PROBLEM 1 — In the passage on the "strong and stable" slogan, which Labour MP asked whether a microchip had been planted in Conservative MPs' heads?
PROBLEM 2 — Continue the passage on the "strong and stable" slogan, starting after its last sentence.

(SOURCE DOCUMENT Opens)

According to the Financial Times, the phrase may have originated from former Prime Minister David Cameron's resignation speech after the UK voted to leave the European Union: "stability ... strong, determined and committed leadership". David Cutts, professor of political science at the University of Birmingham, has described the phrase as an example of compressing information to provide helpful cues to voters and reduce the time needed to acquire information. Gordon Brown used "strong and stable" in his resignation speech in 2010. David Cameron said the Cameron–Clegg coalition would provide "strong and stable" leadership.

==Use by Theresa May and others==
"Strong and stable" was described as a cliché and led to criticism that May was an ineffective political campaigner who could only talk in slogans. In an interview with the BBC's Andrew Marr, May was stopped after saying "strong and stable" in the first 30 seconds, and was asked to not use sound bites. During a Commons debate, Labour MP Paul Flynn sarcastically asked the chamber, through Speaker John Bercow, if a microchip had been planted in Conservative MPs' heads to repeat "strong and stable" every 18 seconds.

(SOURCE DOCUMENT Closes)
(ENTRIES PROVIDED Opens)

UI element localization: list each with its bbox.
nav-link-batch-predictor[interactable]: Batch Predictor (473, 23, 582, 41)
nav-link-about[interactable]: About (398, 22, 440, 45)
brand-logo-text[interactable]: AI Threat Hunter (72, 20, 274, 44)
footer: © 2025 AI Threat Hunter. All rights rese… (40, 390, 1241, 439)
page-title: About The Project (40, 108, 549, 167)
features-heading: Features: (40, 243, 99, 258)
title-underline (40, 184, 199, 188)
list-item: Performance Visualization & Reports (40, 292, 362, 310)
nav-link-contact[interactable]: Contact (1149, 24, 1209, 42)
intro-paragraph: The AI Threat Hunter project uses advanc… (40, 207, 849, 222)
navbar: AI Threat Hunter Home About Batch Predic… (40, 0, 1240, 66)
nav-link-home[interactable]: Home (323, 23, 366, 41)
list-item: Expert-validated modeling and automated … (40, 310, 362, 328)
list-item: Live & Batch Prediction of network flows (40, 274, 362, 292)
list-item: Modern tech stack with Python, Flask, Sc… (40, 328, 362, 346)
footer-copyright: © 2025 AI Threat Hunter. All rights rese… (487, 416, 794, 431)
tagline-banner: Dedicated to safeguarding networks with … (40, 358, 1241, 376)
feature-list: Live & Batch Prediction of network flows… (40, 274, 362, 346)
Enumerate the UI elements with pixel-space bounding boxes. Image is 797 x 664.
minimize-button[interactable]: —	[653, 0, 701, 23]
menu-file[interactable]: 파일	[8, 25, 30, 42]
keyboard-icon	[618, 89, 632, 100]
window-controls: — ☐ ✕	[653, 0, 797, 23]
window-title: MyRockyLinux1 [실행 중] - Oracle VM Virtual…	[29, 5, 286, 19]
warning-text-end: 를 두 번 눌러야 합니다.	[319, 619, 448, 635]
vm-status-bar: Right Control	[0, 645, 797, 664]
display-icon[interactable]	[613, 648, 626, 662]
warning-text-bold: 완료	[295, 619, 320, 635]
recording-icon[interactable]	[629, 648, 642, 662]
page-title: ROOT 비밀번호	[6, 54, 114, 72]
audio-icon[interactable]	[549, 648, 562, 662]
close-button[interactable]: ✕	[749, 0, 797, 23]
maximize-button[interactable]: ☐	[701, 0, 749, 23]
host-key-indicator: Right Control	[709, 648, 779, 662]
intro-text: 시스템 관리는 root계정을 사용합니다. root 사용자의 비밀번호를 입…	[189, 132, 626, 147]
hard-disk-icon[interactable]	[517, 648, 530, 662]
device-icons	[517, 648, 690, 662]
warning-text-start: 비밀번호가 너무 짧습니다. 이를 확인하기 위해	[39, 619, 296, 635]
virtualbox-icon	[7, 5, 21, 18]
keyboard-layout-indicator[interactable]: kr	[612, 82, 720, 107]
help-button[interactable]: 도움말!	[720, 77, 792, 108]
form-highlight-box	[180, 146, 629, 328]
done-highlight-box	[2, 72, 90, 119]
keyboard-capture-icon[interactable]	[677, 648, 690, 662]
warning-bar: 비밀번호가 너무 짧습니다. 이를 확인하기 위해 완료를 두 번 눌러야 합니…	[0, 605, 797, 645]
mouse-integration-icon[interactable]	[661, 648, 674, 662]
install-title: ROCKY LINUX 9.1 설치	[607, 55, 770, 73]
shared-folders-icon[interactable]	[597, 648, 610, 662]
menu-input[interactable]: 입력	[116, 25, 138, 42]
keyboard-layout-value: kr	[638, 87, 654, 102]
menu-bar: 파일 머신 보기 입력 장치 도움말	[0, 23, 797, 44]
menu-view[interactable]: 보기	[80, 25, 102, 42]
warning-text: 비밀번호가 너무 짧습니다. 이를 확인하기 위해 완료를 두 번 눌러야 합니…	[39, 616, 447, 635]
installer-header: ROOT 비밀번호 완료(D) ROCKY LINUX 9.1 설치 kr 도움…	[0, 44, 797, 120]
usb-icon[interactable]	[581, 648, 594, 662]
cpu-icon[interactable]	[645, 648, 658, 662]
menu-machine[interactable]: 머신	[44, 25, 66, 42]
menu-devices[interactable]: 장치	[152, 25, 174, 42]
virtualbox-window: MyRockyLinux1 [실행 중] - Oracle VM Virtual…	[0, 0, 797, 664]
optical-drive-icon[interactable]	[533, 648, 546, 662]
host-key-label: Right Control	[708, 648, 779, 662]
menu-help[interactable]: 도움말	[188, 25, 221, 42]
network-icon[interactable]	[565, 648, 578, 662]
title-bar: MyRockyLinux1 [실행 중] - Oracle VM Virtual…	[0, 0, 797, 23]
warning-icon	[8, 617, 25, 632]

(ENTRIES PROVIDED Closes)

ANSWER SPACE 1 — Paul Flynn

ANSWER SPACE 2 —
Artist Jeremy Deller designed a poster parodying the phrase and mocking the government's Brexit process. At a press conference during the election campaign, a reporter suggested that May was "weak and wobbly" rather than "strong and stable". This was repeated by other news outlets. At another point in the election campaign, a man presented opposition leader Jeremy Corbyn with two bananas, one bearing the word "strong" and the other with the word "stable." Corbyn found the incident amusing even though the man had intended to suggest that his politics were bananas.

After the election, May reportedly wanted to drop her "strong and stable" slogan because she felt it was making her look "stupid", and it was widely considered that the phrase had been overused and was becoming ever less effective.

Guy Verhofstadt, the European Parliament's coordinator for Brexit-related affairs, parodied the phrase by saying "Any Brexit deal requires a strong and stable understanding of the complex issues involved".

==Later use==
The phrase was still being associated with May in 2019, the year of her resignation as prime minister.

The Guardian quipped, on a book collecting a few years of John Crace's politics sketches:

"Brexit means Brexit." "Strong and stable." "I don't think I'm in the least robotic." Ever since Theresa May first whirred into inaction as prime minister, there has only been one reliable source of strength and stability: John Crace's political sketches for the Guardian.
— John Crace (2018). "I, Maybot: the rise and fall"

==Bibliography==
- John Crace (2018). "I, Maybot: the rise and fall"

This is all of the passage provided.